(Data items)
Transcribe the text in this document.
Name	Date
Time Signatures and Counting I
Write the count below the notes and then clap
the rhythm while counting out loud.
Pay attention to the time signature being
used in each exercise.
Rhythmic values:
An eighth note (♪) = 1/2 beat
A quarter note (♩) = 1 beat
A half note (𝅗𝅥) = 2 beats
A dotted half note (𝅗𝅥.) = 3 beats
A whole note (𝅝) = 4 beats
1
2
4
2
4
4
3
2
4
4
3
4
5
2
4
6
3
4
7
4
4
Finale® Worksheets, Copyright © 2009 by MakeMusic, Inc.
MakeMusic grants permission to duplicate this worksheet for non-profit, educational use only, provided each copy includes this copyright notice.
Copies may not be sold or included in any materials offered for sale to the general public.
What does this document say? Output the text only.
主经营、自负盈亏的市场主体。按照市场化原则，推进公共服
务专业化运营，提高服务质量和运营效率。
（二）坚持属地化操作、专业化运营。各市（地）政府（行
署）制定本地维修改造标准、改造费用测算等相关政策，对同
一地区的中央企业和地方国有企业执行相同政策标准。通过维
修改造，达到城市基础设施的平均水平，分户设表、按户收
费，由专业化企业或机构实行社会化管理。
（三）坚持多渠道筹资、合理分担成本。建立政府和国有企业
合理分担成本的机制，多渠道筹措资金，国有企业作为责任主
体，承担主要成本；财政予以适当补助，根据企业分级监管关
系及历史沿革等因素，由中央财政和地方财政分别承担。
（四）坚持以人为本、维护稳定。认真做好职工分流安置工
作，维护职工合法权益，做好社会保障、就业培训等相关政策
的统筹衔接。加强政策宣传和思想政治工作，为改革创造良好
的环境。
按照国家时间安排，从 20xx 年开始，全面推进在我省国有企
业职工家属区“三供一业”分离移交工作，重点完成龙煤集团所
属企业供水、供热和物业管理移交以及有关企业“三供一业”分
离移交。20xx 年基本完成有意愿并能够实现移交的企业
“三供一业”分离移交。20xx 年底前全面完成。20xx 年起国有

> **Task description**: Each line that contains the string "text" counts once; say how many there are and nothing else.

> **Task solution**: 2